— start SOURCE EXCERPT —
3 Tips to Cope With Stress in College

There are certain times of the semester that stress gets the best of college students – homework, projects, work, relationships – it’s a lot to manage. Everyone comes up with ways of dealing with stress some of which work better than others. Although you may have your go-to coping strategies it never hurts to add more “tools” to your “coping tool box.” Here are a few things to consider:

1. Aim for balance. Have you ever heard the saying, “Everything in moderation?” There’s wisdom in that saying. As a college student you’re responsible for your own self-care. Some students do nothing but study day-in and day-out, but sacrifice their health or mental health in the process. Other students get stressed out by trying to maintain a crazy schedule. Still, others enjoy the social aspects of college life and spend more time hanging out with their friends outside of the classroom than inside it. Their stress creeps up slowly and strikes hard when they discover they have multiple things due at the same time that they’ve been blowing off.

Think of a three-legged stool with one leg being school, another one personal (which includes health and mental health) and the third one social. Placing too much emphasis on one leg means that the other legs get shorter and shorter, which makes it difficult to maintain balance. The key is to make sure that one leg doesn’t get so long (or short) that it doesn’t throw the stool off kilter.

Self-reflection question: Am I placing too much emphasis on one of my “legs” and – if so – how is it affecting other areas of my life (I.e., the other two legs)?
— end SOURCE EXCERPT —
_WHAT YOU NEED TO DO_.
[1] Summarize the college stress article in two sentences.
[2] From the opening paragraph of the college stress article, list every source of stress it names.
[3] Write the next part of the college stress article, starting right after its self-reflection question.
— start DATA ROWS —
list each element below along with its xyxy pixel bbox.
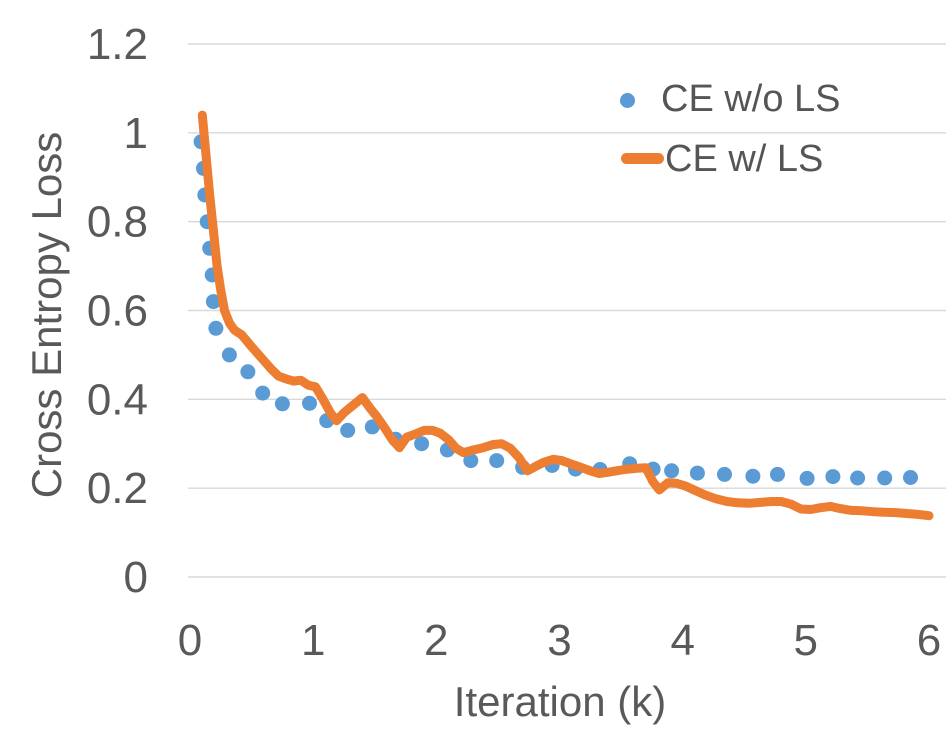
y-tick-label: 0: [124, 553, 148, 602]
y-tick-label: 0.2: [87, 464, 148, 513]
scatter-point: [463, 453, 479, 469]
scatter-point: [255, 385, 271, 401]
x-tick-label: 0: [178, 616, 202, 665]
x-axis-title: Iteration (k): [453, 678, 667, 725]
scatter-point: [850, 470, 866, 486]
scatter-point: [745, 468, 761, 484]
y-tick-label: 1.2: [87, 20, 148, 69]
x-tick-label: 6: [917, 616, 941, 665]
scatter-point: [664, 463, 680, 479]
x-tick-label: 4: [670, 616, 694, 665]
scatter-point: [770, 466, 785, 482]
series-line: [197, 110, 934, 521]
scatter-point: [489, 453, 505, 469]
scatter-point: [877, 470, 893, 486]
y-axis-title: Cross Entropy Loss: [23, 131, 70, 499]
x-tick-label: 3: [547, 616, 571, 665]
scatter-point: [340, 422, 356, 438]
scatter-point: [274, 396, 290, 412]
scatter-point: [689, 465, 705, 481]
scatter-point: [799, 470, 815, 486]
scatter-point: [414, 436, 430, 452]
x-tick-label: 1: [301, 616, 325, 665]
x-tick-label: 2: [424, 616, 448, 665]
y-tick-label: 0.8: [87, 198, 148, 247]
y-tick-label: 1: [124, 109, 148, 158]
scatter-point: [302, 395, 317, 411]
scatter-point: [240, 364, 256, 380]
scatter-point: [208, 320, 224, 336]
scatter-point: [903, 470, 918, 485]
scatter-point: [825, 469, 841, 485]
x-tick-label: 5: [794, 616, 818, 665]
y-tick-label: 0.4: [87, 375, 148, 424]
scatter-point: [205, 294, 221, 310]
y-tick-label: 0.6: [87, 287, 148, 336]
scatter-point: [717, 466, 732, 482]
scatter-point: [221, 347, 237, 363]
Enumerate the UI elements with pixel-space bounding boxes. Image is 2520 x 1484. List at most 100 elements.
— end DATA ROWS —
_FINAL RESULTS_.
[1] College students face stressful stretches of the semester from homework, projects, work and relationships, and the article offers a few tips for adding to their coping strategies. Its first tip is to aim for balance, pictured as a three-legged stool of school, personal and social life, where too much emphasis on one leg throws the stool off kilter.

[2]
- Homework
- Projects
- Work
- Relationships

[3]
2. Seek support when necessary. Sometimes you may feel like “It’s me against the world” when it comes to everything you have to do as a college student. You may be pleasantly surprised to find out that other college students feel the same way you do. It’s helpful to talk to classmates, friends and family when your stress barometer is registering too high. Social support is basically a stress inoculator; the more you use it the less stress will impact you. The Beatles summed it up perfectly several years ago – “I get by with a little help from my friends.” : )

Self-reflection question: Who are my “go-to” people I can turn to for support in times of need? What is it about them that helps lower my stress barometer?

3. Compartmentalize. When you feel overwhelmed by how much is on your plate you may find it helpful to narrow your focus – at least in the short term. Sometimes it’s not possible to deal with stressors that are hitting you from all different directions – it can be incapacitating. The key is to focus on one thing that you can do now – whether it’s something small that results in a “quick win” OR something that’s part of a bigger thing/project that will take some time, but will at least “get the wheels moving.”

Self-reflection question: What is one stressful thing that I need to tackle today and other stressful things that I need to temporarily “tune out?”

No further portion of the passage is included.